WHAT TO PRODUCE: From the entries below, copy out all lines holding "payment".
*** Opening of INFORMATION SHOWN ***
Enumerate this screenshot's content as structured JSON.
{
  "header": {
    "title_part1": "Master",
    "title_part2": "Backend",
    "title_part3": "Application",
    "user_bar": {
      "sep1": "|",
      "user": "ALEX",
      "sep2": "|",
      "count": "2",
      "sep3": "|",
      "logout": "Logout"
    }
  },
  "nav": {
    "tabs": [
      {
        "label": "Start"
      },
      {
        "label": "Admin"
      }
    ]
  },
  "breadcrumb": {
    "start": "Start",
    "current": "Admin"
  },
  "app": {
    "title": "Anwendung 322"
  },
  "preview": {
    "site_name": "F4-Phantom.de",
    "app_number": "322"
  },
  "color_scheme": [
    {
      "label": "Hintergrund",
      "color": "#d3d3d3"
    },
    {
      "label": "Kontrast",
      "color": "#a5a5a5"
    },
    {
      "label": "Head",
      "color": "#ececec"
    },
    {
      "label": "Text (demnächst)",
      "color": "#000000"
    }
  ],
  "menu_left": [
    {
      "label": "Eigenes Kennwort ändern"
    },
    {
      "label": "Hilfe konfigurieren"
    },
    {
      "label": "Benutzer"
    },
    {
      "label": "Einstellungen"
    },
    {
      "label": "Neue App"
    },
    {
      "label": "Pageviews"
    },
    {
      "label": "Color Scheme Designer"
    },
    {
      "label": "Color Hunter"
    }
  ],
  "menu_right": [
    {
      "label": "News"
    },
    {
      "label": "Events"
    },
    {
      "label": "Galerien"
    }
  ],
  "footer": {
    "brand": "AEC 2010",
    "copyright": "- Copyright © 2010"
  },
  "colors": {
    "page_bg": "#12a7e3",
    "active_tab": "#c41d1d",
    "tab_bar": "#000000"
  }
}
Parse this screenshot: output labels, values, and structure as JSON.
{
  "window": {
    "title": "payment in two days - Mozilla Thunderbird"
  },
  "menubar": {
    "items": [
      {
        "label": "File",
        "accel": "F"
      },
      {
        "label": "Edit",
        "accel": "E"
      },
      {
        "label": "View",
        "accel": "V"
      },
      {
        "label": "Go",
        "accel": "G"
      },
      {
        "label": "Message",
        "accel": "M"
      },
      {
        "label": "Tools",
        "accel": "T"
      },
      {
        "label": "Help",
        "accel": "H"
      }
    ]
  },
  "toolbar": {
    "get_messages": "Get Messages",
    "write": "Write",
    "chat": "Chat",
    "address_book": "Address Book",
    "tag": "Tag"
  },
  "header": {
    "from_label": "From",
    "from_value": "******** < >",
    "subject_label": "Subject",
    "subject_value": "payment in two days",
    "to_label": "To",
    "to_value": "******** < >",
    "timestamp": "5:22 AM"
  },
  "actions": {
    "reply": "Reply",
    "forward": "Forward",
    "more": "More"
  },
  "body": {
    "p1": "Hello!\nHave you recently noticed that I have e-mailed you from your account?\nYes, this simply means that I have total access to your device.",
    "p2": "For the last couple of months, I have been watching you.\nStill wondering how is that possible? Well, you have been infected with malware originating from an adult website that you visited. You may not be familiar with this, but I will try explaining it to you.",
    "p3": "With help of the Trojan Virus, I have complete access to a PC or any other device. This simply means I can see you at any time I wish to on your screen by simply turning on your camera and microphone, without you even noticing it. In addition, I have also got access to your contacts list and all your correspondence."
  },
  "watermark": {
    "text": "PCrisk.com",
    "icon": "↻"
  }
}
*** Close of INFORMATION SHOWN ***
OUTPUT FOR THIS EXERCISE:
    "title": "payment in two days - Mozilla Thunderbird"
    "subject_value": "payment in two days",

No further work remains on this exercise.